- **TASK DIRECTIONS**
Return each line of the records holding the string "kilku".

══════════

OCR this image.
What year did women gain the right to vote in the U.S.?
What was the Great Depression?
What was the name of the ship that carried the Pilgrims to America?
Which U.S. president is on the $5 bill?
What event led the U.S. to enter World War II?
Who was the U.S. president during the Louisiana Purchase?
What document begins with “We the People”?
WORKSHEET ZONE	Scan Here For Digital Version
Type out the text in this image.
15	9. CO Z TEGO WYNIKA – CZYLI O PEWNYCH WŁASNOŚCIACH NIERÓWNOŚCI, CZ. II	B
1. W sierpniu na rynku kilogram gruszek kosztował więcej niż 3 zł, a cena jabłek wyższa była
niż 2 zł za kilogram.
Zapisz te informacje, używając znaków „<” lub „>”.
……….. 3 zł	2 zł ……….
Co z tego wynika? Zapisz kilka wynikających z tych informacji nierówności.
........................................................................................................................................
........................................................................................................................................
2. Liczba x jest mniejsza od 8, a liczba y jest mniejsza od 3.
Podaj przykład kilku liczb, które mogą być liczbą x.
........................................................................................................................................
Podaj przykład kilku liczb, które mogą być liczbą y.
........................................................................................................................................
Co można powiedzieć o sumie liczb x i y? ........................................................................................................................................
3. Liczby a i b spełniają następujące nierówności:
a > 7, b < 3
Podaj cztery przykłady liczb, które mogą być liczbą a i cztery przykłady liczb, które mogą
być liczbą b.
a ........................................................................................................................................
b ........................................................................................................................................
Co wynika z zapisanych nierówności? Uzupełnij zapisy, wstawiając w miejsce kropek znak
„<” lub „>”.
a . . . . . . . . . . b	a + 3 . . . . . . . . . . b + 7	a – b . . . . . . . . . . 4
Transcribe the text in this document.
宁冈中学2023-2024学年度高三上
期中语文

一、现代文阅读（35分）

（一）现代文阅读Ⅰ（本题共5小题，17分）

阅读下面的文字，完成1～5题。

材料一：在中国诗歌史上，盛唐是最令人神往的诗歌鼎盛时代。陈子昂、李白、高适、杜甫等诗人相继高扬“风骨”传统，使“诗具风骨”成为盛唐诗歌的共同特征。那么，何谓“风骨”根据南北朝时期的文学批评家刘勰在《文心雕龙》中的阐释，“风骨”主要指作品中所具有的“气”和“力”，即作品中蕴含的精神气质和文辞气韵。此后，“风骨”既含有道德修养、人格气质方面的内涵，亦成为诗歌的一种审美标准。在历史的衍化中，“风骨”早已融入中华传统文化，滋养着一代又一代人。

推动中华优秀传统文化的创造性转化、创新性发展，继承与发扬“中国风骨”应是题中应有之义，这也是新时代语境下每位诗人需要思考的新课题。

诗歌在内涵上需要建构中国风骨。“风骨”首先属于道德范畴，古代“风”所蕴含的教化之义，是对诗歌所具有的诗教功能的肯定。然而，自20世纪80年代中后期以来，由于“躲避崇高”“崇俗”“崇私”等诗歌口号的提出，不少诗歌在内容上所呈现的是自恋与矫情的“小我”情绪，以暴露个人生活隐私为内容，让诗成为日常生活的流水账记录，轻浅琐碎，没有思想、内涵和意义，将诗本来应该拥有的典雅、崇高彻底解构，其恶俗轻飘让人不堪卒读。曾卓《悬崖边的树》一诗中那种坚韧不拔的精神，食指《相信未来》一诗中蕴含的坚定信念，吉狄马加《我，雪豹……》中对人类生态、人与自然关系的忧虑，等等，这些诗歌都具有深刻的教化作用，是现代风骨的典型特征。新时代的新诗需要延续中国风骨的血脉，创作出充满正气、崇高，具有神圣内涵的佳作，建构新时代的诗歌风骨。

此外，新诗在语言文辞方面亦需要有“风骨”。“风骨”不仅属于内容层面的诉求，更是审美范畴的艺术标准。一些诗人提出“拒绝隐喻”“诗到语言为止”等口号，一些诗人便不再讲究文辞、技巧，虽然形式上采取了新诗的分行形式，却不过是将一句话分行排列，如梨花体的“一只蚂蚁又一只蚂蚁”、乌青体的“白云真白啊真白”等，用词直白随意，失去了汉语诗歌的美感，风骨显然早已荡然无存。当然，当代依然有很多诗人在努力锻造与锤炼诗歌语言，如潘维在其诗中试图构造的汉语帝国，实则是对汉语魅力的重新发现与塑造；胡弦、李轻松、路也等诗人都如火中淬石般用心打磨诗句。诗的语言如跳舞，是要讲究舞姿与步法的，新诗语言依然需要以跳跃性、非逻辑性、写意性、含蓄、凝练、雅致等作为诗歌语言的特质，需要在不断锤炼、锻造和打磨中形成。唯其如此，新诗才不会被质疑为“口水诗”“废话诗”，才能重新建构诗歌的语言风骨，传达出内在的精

══════════

- **ANSWER TO THE TASK**
Podaj przykład kilku liczb, które mogą być liczbą x.
Podaj przykład kilku liczb, które mogą być liczbą y.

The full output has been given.